Locate "Read out every word on this page." in the records below, then copy its line and every following line exactly, without the pictures.

— Begin PROVIDED ENTRIES —

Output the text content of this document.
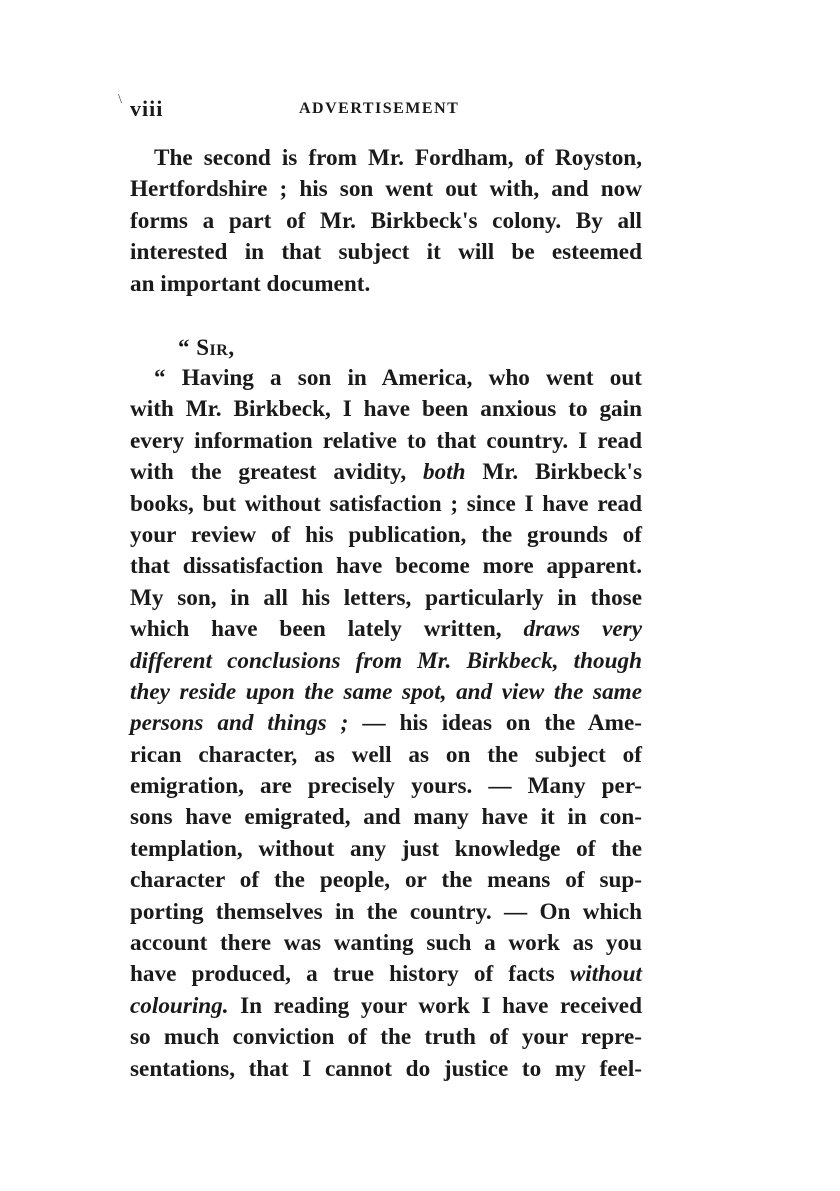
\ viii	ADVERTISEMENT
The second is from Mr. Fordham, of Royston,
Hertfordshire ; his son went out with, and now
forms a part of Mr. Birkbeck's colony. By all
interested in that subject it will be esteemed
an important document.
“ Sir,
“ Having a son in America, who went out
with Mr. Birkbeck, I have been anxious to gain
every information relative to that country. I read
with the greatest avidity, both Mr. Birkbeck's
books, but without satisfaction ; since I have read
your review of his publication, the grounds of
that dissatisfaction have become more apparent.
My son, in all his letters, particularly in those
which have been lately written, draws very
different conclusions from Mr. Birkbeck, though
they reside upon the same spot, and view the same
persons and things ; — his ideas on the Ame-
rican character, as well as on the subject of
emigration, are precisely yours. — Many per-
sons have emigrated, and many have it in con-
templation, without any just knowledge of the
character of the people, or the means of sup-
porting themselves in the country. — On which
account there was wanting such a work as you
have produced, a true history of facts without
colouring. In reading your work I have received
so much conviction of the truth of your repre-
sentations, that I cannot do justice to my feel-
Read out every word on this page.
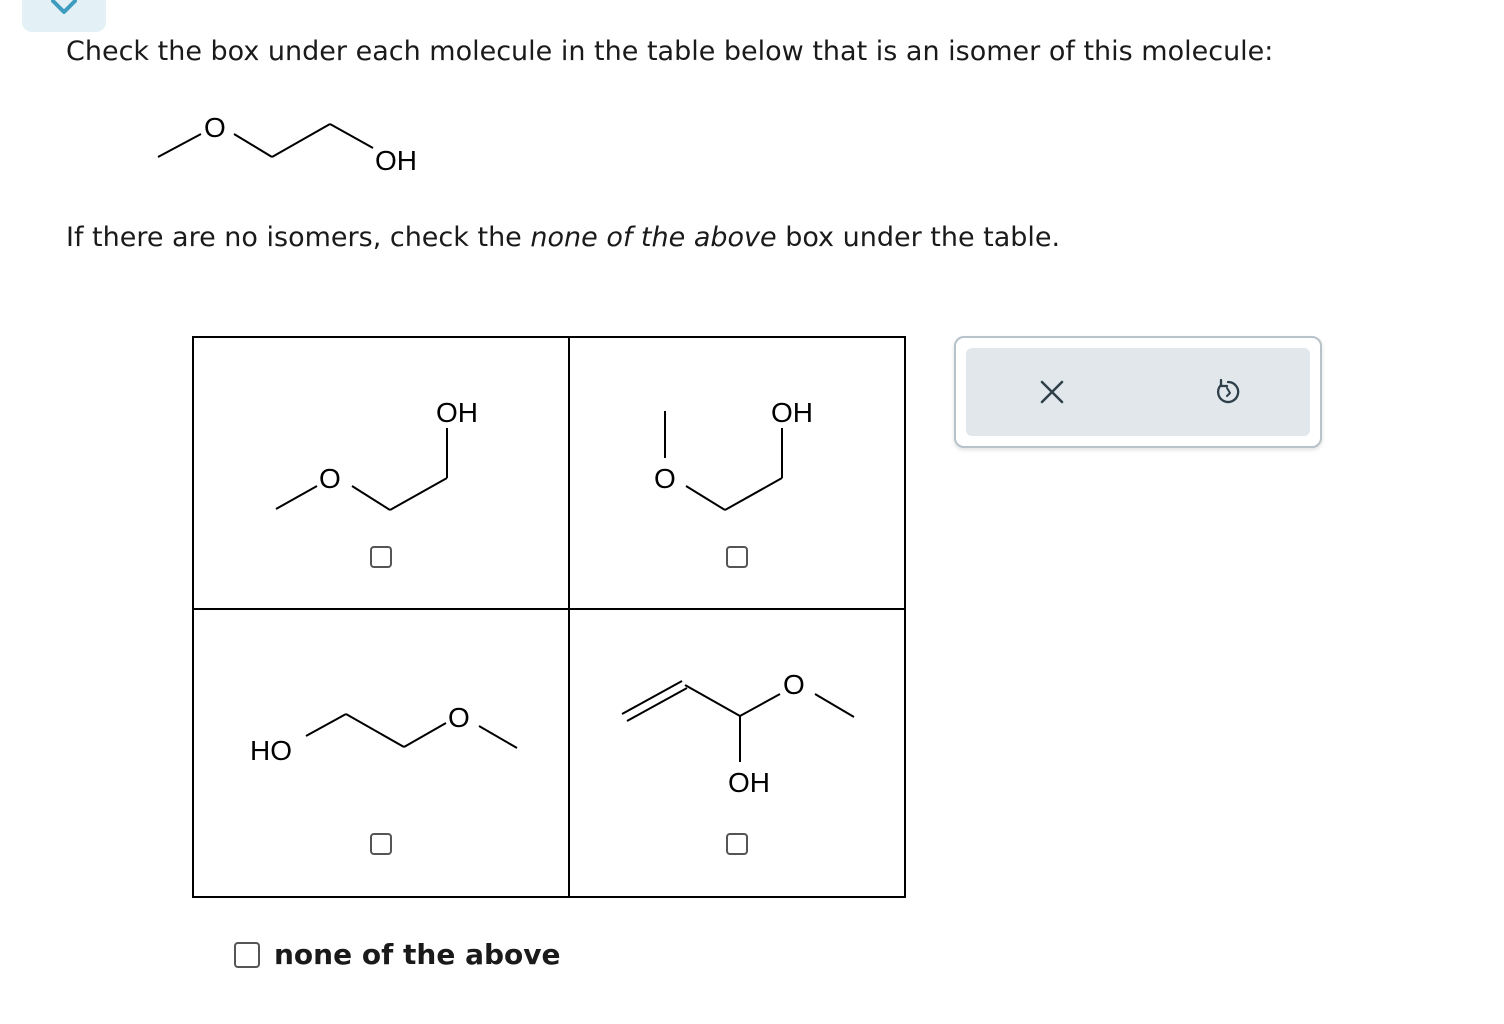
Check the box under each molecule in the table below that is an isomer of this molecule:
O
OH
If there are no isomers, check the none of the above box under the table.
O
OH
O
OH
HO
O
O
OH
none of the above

— End PROVIDED ENTRIES —

__EXERCISE OUTPUT__
Read out every word on this page.
Check the box under each molecule in the table below that is an isomer of this molecule:
O
OH
If there are no isomers, check the none of the above box under the table.
O
OH
O
OH
HO
O
O
OH
none of the above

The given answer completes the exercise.